*Written problem:*
Reproduce the data exactly.

(Source data)

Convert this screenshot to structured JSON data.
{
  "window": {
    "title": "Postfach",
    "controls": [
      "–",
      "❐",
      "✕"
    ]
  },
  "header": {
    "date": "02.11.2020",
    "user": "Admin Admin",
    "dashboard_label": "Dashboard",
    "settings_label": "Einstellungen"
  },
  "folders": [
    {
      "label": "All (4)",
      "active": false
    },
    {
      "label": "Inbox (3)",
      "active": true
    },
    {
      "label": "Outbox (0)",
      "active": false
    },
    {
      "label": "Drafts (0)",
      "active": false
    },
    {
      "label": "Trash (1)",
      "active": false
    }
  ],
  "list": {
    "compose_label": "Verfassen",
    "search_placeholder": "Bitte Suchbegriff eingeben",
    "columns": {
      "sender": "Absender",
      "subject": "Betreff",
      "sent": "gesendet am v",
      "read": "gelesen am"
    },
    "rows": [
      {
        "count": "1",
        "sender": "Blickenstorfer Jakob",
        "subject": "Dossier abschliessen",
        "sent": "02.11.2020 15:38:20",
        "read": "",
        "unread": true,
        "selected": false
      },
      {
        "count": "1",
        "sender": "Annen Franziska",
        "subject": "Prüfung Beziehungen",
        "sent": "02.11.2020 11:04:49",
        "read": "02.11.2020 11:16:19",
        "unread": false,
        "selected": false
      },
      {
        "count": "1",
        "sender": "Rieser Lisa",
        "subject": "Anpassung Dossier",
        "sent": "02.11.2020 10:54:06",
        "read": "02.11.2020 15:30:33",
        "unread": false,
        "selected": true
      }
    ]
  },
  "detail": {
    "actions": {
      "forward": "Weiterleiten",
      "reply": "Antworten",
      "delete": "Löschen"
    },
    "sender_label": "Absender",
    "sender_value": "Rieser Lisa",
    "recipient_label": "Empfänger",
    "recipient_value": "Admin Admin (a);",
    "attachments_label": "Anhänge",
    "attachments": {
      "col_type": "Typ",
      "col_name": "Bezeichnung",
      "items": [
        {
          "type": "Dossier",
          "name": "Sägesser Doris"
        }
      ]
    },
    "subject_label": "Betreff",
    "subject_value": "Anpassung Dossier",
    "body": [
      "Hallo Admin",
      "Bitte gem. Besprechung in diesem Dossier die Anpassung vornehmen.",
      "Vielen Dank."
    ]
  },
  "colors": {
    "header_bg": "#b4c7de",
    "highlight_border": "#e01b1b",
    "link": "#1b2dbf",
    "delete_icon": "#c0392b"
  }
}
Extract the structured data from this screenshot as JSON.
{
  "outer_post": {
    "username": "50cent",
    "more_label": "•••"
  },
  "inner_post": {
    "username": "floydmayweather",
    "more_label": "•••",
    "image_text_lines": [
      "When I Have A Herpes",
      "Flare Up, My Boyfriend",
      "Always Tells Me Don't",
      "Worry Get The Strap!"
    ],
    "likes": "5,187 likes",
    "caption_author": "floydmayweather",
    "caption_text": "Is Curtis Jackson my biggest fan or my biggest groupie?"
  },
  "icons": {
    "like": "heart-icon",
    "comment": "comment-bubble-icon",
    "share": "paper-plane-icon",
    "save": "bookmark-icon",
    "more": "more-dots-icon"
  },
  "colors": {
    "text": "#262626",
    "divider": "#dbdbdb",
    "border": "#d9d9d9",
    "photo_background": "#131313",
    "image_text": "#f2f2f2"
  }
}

*Complete response:*
Convert this screenshot to structured JSON data.
{
  "window": {
    "title": "Postfach",
    "controls": [
      "–",
      "❐",
      "✕"
    ]
  },
  "header": {
    "date": "02.11.2020",
    "user": "Admin Admin",
    "dashboard_label": "Dashboard",
    "settings_label": "Einstellungen"
  },
  "folders": [
    {
      "label": "All (4)",
      "active": false
    },
    {
      "label": "Inbox (3)",
      "active": true
    },
    {
      "label": "Outbox (0)",
      "active": false
    },
    {
      "label": "Drafts (0)",
      "active": false
    },
    {
      "label": "Trash (1)",
      "active": false
    }
  ],
  "list": {
    "compose_label": "Verfassen",
    "search_placeholder": "Bitte Suchbegriff eingeben",
    "columns": {
      "sender": "Absender",
      "subject": "Betreff",
      "sent": "gesendet am v",
      "read": "gelesen am"
    },
    "rows": [
      {
        "count": "1",
        "sender": "Blickenstorfer Jakob",
        "subject": "Dossier abschliessen",
        "sent": "02.11.2020 15:38:20",
        "read": "",
        "unread": true,
        "selected": false
      },
      {
        "count": "1",
        "sender": "Annen Franziska",
        "subject": "Prüfung Beziehungen",
        "sent": "02.11.2020 11:04:49",
        "read": "02.11.2020 11:16:19",
        "unread": false,
        "selected": false
      },
      {
        "count": "1",
        "sender": "Rieser Lisa",
        "subject": "Anpassung Dossier",
        "sent": "02.11.2020 10:54:06",
        "read": "02.11.2020 15:30:33",
        "unread": false,
        "selected": true
      }
    ]
  },
  "detail": {
    "actions": {
      "forward": "Weiterleiten",
      "reply": "Antworten",
      "delete": "Löschen"
    },
    "sender_label": "Absender",
    "sender_value": "Rieser Lisa",
    "recipient_label": "Empfänger",
    "recipient_value": "Admin Admin (a);",
    "attachments_label": "Anhänge",
    "attachments": {
      "col_type": "Typ",
      "col_name": "Bezeichnung",
      "items": [
        {
          "type": "Dossier",
          "name": "Sägesser Doris"
        }
      ]
    },
    "subject_label": "Betreff",
    "subject_value": "Anpassung Dossier",
    "body": [
      "Hallo Admin",
      "Bitte gem. Besprechung in diesem Dossier die Anpassung vornehmen.",
      "Vielen Dank."
    ]
  },
  "colors": {
    "header_bg": "#b4c7de",
    "highlight_border": "#e01b1b",
    "link": "#1b2dbf",
    "delete_icon": "#c0392b"
  }
}
Extract the structured data from this screenshot as JSON.
{
  "outer_post": {
    "username": "50cent",
    "more_label": "•••"
  },
  "inner_post": {
    "username": "floydmayweather",
    "more_label": "•••",
    "image_text_lines": [
      "When I Have A Herpes",
      "Flare Up, My Boyfriend",
      "Always Tells Me Don't",
      "Worry Get The Strap!"
    ],
    "likes": "5,187 likes",
    "caption_author": "floydmayweather",
    "caption_text": "Is Curtis Jackson my biggest fan or my biggest groupie?"
  },
  "icons": {
    "like": "heart-icon",
    "comment": "comment-bubble-icon",
    "share": "paper-plane-icon",
    "save": "bookmark-icon",
    "more": "more-dots-icon"
  },
  "colors": {
    "text": "#262626",
    "divider": "#dbdbdb",
    "border": "#d9d9d9",
    "photo_background": "#131313",
    "image_text": "#f2f2f2"
  }
}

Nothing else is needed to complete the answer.